> [Prompt]
Track down every line below that holds "value" and copy it.
───
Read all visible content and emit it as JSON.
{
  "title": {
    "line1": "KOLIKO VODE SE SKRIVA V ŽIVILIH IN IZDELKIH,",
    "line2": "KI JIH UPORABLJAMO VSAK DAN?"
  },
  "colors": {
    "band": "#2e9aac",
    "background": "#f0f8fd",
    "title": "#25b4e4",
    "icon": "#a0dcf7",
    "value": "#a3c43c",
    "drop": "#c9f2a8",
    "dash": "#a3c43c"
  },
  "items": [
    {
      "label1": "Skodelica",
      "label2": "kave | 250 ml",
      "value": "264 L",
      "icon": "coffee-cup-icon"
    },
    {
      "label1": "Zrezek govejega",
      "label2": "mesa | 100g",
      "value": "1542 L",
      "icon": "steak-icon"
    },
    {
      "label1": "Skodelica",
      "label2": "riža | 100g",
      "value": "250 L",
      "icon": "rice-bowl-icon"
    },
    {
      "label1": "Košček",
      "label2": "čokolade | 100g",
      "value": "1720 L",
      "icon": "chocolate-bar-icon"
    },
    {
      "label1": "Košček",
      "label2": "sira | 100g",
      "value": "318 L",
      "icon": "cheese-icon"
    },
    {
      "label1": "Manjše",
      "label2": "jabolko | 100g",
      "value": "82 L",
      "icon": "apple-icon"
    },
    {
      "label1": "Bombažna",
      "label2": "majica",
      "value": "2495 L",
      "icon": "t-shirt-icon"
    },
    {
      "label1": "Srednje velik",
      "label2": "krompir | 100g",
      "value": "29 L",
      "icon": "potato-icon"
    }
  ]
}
───
> [Written solution]
    "value": "#a3c43c",
      "value": "264 L",
      "value": "1542 L",
      "value": "250 L",
      "value": "1720 L",
      "value": "318 L",
      "value": "82 L",
      "value": "2495 L",
      "value": "29 L",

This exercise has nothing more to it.